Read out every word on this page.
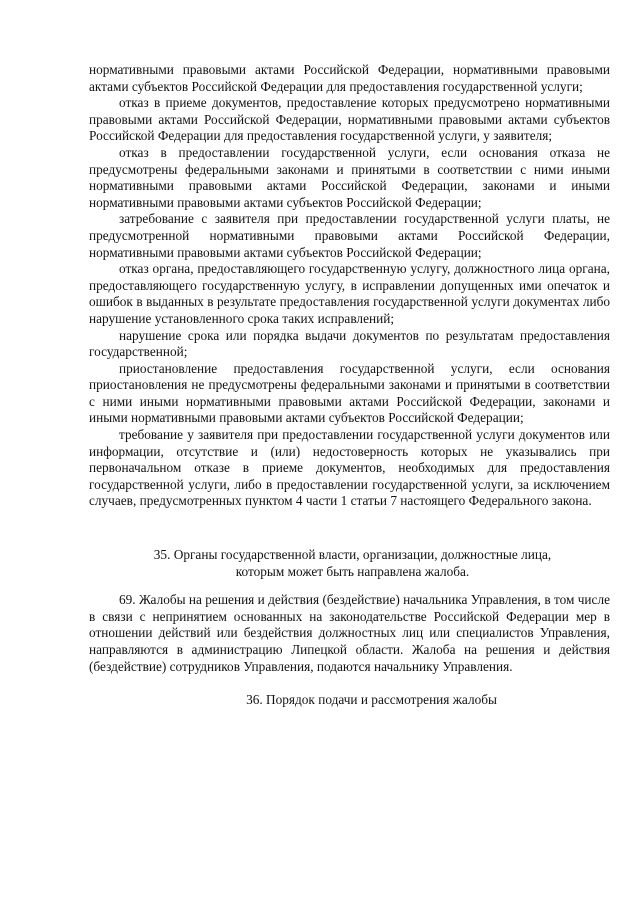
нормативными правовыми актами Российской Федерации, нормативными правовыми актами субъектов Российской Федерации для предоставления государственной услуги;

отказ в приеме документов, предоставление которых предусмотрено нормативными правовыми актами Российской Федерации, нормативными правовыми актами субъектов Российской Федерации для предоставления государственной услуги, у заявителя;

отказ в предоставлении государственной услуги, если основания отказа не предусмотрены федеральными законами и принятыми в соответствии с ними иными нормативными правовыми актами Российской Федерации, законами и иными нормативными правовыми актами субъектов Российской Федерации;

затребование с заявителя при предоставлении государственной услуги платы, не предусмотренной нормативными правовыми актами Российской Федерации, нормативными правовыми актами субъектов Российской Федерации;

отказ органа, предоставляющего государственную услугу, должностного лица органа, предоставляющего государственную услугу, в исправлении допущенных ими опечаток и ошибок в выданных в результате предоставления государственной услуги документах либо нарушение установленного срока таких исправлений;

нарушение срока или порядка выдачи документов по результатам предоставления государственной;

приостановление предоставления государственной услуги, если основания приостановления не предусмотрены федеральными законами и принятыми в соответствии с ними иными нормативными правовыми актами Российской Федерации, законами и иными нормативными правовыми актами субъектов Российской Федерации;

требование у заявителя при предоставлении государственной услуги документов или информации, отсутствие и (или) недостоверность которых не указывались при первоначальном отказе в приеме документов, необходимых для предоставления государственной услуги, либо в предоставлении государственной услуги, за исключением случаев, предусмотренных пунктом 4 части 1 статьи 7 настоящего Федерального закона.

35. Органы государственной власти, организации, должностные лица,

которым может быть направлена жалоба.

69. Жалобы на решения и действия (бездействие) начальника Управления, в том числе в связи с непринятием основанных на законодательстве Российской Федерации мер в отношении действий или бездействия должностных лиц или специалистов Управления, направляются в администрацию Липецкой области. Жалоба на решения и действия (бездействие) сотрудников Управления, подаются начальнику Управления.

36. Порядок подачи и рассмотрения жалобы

* _TASK DETAILS_: Which lines hold the word "основания"? Copy all of them.

* _TASK RESPONSE_:
отказ в предоставлении государственной услуги, если основания отказа не предусмотрены федеральными законами и принятыми в соответствии с ними иными нормативными правовыми актами Российской Федерации, законами и иными нормативными правовыми актами субъектов Российской Федерации;
приостановление предоставления государственной услуги, если основания приостановления не предусмотрены федеральными законами и принятыми в соответствии с ними иными нормативными правовыми актами Российской Федерации, законами и иными нормативными правовыми актами субъектов Российской Федерации;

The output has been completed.